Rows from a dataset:
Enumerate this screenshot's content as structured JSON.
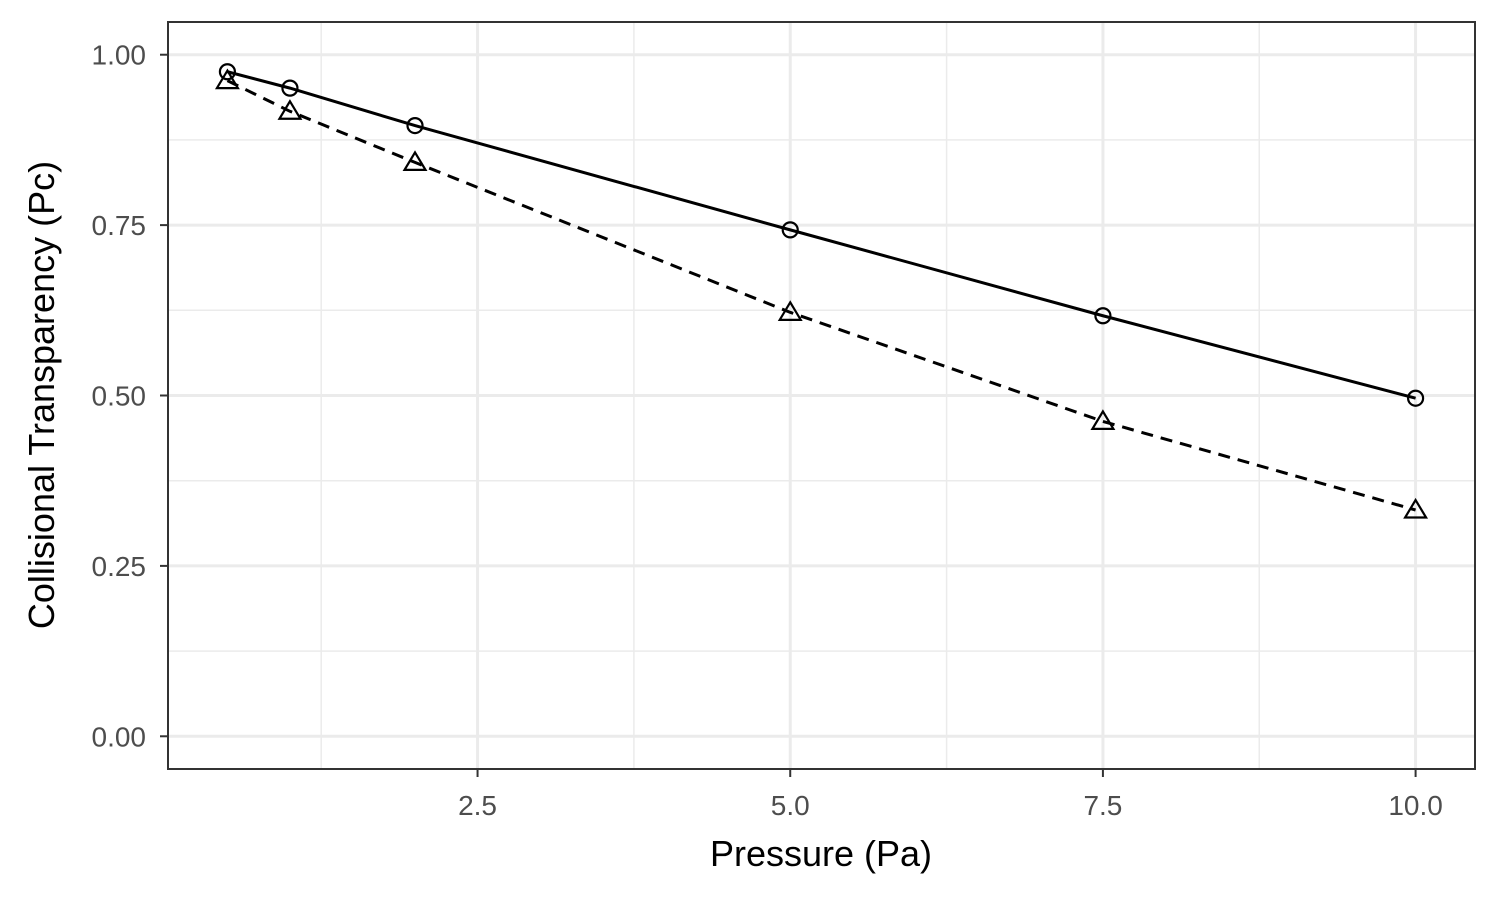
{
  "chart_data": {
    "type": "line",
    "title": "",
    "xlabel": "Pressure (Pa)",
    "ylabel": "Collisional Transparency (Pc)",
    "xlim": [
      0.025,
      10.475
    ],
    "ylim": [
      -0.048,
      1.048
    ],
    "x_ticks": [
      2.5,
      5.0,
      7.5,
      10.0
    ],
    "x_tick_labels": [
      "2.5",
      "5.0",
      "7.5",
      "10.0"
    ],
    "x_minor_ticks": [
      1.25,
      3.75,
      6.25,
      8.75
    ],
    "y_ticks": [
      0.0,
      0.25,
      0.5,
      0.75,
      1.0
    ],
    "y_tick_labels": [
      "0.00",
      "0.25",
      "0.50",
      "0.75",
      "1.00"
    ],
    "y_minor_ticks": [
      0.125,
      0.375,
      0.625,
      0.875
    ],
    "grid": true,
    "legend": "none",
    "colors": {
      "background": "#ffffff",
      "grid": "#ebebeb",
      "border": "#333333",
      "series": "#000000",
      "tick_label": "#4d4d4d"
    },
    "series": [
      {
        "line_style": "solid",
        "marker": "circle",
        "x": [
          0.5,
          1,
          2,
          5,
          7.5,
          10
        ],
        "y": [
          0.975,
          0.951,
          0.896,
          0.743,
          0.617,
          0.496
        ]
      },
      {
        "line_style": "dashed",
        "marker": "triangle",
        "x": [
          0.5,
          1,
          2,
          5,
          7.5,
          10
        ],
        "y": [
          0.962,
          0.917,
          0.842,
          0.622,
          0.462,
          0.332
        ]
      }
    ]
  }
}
...
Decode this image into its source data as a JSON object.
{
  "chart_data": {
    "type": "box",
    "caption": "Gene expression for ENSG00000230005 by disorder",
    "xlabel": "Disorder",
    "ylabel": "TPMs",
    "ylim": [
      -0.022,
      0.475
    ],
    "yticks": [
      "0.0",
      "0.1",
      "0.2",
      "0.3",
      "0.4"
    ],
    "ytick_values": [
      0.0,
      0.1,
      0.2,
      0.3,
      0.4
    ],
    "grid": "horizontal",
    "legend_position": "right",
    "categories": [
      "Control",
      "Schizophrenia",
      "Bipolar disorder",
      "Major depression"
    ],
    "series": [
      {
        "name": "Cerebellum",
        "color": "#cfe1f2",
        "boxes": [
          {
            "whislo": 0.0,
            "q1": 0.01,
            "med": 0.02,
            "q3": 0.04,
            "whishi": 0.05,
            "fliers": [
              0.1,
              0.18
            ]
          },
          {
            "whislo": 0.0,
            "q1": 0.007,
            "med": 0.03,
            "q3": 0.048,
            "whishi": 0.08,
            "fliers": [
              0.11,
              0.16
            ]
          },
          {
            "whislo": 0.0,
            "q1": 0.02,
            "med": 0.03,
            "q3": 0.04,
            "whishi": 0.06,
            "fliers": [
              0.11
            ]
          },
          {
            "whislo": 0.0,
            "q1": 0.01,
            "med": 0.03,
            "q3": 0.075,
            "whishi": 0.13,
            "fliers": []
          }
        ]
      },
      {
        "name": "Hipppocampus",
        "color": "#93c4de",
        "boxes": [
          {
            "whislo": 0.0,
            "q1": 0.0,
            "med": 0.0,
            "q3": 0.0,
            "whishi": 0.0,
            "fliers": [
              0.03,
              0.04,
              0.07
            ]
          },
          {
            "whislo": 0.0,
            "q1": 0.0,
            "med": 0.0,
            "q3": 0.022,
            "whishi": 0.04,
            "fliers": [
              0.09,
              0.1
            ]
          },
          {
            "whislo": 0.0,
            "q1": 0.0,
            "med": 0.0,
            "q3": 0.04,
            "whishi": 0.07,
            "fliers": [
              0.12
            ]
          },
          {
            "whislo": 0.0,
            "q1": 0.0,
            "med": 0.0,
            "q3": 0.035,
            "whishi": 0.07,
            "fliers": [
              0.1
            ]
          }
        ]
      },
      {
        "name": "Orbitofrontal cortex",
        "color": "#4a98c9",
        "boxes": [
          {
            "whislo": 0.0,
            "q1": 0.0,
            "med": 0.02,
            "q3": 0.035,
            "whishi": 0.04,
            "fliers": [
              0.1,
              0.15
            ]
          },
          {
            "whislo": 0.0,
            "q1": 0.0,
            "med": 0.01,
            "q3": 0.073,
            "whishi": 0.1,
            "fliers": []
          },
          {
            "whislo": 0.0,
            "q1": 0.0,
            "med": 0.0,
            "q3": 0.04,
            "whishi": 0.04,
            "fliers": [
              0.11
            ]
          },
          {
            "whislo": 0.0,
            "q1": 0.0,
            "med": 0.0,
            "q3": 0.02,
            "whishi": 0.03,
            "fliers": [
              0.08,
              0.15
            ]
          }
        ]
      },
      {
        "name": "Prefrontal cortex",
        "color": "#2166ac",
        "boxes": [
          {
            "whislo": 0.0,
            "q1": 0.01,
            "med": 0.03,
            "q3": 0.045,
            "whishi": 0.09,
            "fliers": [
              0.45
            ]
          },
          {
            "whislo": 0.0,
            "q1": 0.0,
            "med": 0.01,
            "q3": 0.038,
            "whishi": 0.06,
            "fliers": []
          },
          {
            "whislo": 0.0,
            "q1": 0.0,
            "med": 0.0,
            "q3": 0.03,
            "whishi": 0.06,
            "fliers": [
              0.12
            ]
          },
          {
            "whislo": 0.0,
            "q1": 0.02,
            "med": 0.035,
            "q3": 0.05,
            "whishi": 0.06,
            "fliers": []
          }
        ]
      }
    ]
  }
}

▶ **SHORT EXERCISE**
Pull every line holding "name" out of the records.

▶ **TASK RESPONSE**
        "name": "Cerebellum",
        "name": "Hipppocampus",
        "name": "Orbitofrontal cortex",
        "name": "Prefrontal cortex",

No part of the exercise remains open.